===== Records shown =====
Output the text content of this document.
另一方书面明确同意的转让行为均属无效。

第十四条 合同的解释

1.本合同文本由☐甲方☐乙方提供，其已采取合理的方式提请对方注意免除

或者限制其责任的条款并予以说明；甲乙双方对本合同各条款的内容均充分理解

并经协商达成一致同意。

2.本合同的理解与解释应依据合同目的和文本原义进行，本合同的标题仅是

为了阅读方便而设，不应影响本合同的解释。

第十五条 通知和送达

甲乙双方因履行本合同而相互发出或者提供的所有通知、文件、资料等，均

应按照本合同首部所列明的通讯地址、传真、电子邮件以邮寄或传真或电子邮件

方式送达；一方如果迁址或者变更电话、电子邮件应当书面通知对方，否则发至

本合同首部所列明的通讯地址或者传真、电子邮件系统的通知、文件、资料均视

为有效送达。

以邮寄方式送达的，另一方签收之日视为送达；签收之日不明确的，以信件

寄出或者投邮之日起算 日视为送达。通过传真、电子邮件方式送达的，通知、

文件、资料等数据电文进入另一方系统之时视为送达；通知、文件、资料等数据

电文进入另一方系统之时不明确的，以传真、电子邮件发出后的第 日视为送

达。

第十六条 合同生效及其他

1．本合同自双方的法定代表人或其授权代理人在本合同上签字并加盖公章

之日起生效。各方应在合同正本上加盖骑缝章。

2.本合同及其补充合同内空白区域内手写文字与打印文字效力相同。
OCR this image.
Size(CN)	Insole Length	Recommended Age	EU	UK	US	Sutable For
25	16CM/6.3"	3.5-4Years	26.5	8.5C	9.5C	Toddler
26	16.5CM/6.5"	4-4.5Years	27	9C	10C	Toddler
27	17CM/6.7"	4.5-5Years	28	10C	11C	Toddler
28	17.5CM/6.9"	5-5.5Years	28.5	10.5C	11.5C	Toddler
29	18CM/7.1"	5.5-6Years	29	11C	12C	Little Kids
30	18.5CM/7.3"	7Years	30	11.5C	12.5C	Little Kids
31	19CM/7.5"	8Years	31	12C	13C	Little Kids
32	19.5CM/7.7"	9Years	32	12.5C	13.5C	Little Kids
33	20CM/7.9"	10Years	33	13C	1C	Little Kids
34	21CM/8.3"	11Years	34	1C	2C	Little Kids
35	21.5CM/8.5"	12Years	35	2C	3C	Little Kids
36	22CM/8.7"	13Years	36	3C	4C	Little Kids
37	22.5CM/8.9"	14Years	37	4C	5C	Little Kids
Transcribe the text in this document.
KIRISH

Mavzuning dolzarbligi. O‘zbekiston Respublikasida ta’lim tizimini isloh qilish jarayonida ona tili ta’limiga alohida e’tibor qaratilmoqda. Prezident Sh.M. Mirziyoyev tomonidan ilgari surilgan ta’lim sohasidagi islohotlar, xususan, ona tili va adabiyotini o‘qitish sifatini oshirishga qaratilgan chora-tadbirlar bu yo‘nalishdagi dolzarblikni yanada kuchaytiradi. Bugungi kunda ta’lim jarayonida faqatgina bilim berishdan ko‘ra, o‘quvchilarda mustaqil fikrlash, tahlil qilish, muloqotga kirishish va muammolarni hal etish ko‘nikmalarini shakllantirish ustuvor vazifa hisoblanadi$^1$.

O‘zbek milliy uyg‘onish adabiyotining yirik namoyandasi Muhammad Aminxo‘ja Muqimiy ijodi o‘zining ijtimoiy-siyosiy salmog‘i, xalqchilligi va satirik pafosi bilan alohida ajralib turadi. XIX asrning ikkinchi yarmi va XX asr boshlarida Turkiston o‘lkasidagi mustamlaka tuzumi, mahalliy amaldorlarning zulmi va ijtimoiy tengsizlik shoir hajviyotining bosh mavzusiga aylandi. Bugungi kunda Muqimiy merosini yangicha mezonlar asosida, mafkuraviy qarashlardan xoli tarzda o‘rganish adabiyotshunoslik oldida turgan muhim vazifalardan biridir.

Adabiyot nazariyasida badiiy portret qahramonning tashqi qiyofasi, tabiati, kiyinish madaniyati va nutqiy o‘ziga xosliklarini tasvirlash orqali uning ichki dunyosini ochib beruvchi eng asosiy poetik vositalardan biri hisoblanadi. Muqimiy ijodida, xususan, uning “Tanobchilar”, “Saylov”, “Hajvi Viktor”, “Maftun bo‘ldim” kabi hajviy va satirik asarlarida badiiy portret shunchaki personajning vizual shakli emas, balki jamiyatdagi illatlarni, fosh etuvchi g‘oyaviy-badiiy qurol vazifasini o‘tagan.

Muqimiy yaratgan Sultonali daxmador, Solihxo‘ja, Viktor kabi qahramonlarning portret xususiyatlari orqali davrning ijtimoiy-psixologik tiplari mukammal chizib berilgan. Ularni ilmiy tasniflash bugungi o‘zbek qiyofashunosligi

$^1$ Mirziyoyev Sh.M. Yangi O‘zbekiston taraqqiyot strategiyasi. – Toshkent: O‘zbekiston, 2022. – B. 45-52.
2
=====
_Work to be completed:_
Every line above should be retyped exactly as given.

_Answer for the task:_
Output the text content of this document.
另一方书面明确同意的转让行为均属无效。

第十四条 合同的解释

1.本合同文本由☐甲方☐乙方提供，其已采取合理的方式提请对方注意免除

或者限制其责任的条款并予以说明；甲乙双方对本合同各条款的内容均充分理解

并经协商达成一致同意。

2.本合同的理解与解释应依据合同目的和文本原义进行，本合同的标题仅是

为了阅读方便而设，不应影响本合同的解释。

第十五条 通知和送达

甲乙双方因履行本合同而相互发出或者提供的所有通知、文件、资料等，均

应按照本合同首部所列明的通讯地址、传真、电子邮件以邮寄或传真或电子邮件

方式送达；一方如果迁址或者变更电话、电子邮件应当书面通知对方，否则发至

本合同首部所列明的通讯地址或者传真、电子邮件系统的通知、文件、资料均视

为有效送达。

以邮寄方式送达的，另一方签收之日视为送达；签收之日不明确的，以信件

寄出或者投邮之日起算 日视为送达。通过传真、电子邮件方式送达的，通知、

文件、资料等数据电文进入另一方系统之时视为送达；通知、文件、资料等数据

电文进入另一方系统之时不明确的，以传真、电子邮件发出后的第 日视为送

达。

第十六条 合同生效及其他

1．本合同自双方的法定代表人或其授权代理人在本合同上签字并加盖公章

之日起生效。各方应在合同正本上加盖骑缝章。

2.本合同及其补充合同内空白区域内手写文字与打印文字效力相同。
OCR this image.
Size(CN)	Insole Length	Recommended Age	EU	UK	US	Sutable For
25	16CM/6.3"	3.5-4Years	26.5	8.5C	9.5C	Toddler
26	16.5CM/6.5"	4-4.5Years	27	9C	10C	Toddler
27	17CM/6.7"	4.5-5Years	28	10C	11C	Toddler
28	17.5CM/6.9"	5-5.5Years	28.5	10.5C	11.5C	Toddler
29	18CM/7.1"	5.5-6Years	29	11C	12C	Little Kids
30	18.5CM/7.3"	7Years	30	11.5C	12.5C	Little Kids
31	19CM/7.5"	8Years	31	12C	13C	Little Kids
32	19.5CM/7.7"	9Years	32	12.5C	13.5C	Little Kids
33	20CM/7.9"	10Years	33	13C	1C	Little Kids
34	21CM/8.3"	11Years	34	1C	2C	Little Kids
35	21.5CM/8.5"	12Years	35	2C	3C	Little Kids
36	22CM/8.7"	13Years	36	3C	4C	Little Kids
37	22.5CM/8.9"	14Years	37	4C	5C	Little Kids
Transcribe the text in this document.
KIRISH

Mavzuning dolzarbligi. O‘zbekiston Respublikasida ta’lim tizimini isloh qilish jarayonida ona tili ta’limiga alohida e’tibor qaratilmoqda. Prezident Sh.M. Mirziyoyev tomonidan ilgari surilgan ta’lim sohasidagi islohotlar, xususan, ona tili va adabiyotini o‘qitish sifatini oshirishga qaratilgan chora-tadbirlar bu yo‘nalishdagi dolzarblikni yanada kuchaytiradi. Bugungi kunda ta’lim jarayonida faqatgina bilim berishdan ko‘ra, o‘quvchilarda mustaqil fikrlash, tahlil qilish, muloqotga kirishish va muammolarni hal etish ko‘nikmalarini shakllantirish ustuvor vazifa hisoblanadi$^1$.

O‘zbek milliy uyg‘onish adabiyotining yirik namoyandasi Muhammad Aminxo‘ja Muqimiy ijodi o‘zining ijtimoiy-siyosiy salmog‘i, xalqchilligi va satirik pafosi bilan alohida ajralib turadi. XIX asrning ikkinchi yarmi va XX asr boshlarida Turkiston o‘lkasidagi mustamlaka tuzumi, mahalliy amaldorlarning zulmi va ijtimoiy tengsizlik shoir hajviyotining bosh mavzusiga aylandi. Bugungi kunda Muqimiy merosini yangicha mezonlar asosida, mafkuraviy qarashlardan xoli tarzda o‘rganish adabiyotshunoslik oldida turgan muhim vazifalardan biridir.

Adabiyot nazariyasida badiiy portret qahramonning tashqi qiyofasi, tabiati, kiyinish madaniyati va nutqiy o‘ziga xosliklarini tasvirlash orqali uning ichki dunyosini ochib beruvchi eng asosiy poetik vositalardan biri hisoblanadi. Muqimiy ijodida, xususan, uning “Tanobchilar”, “Saylov”, “Hajvi Viktor”, “Maftun bo‘ldim” kabi hajviy va satirik asarlarida badiiy portret shunchaki personajning vizual shakli emas, balki jamiyatdagi illatlarni, fosh etuvchi g‘oyaviy-badiiy qurol vazifasini o‘tagan.

Muqimiy yaratgan Sultonali daxmador, Solihxo‘ja, Viktor kabi qahramonlarning portret xususiyatlari orqali davrning ijtimoiy-psixologik tiplari mukammal chizib berilgan. Ularni ilmiy tasniflash bugungi o‘zbek qiyofashunosligi

$^1$ Mirziyoyev Sh.M. Yangi O‘zbekiston taraqqiyot strategiyasi. – Toshkent: O‘zbekiston, 2022. – B. 45-52.
2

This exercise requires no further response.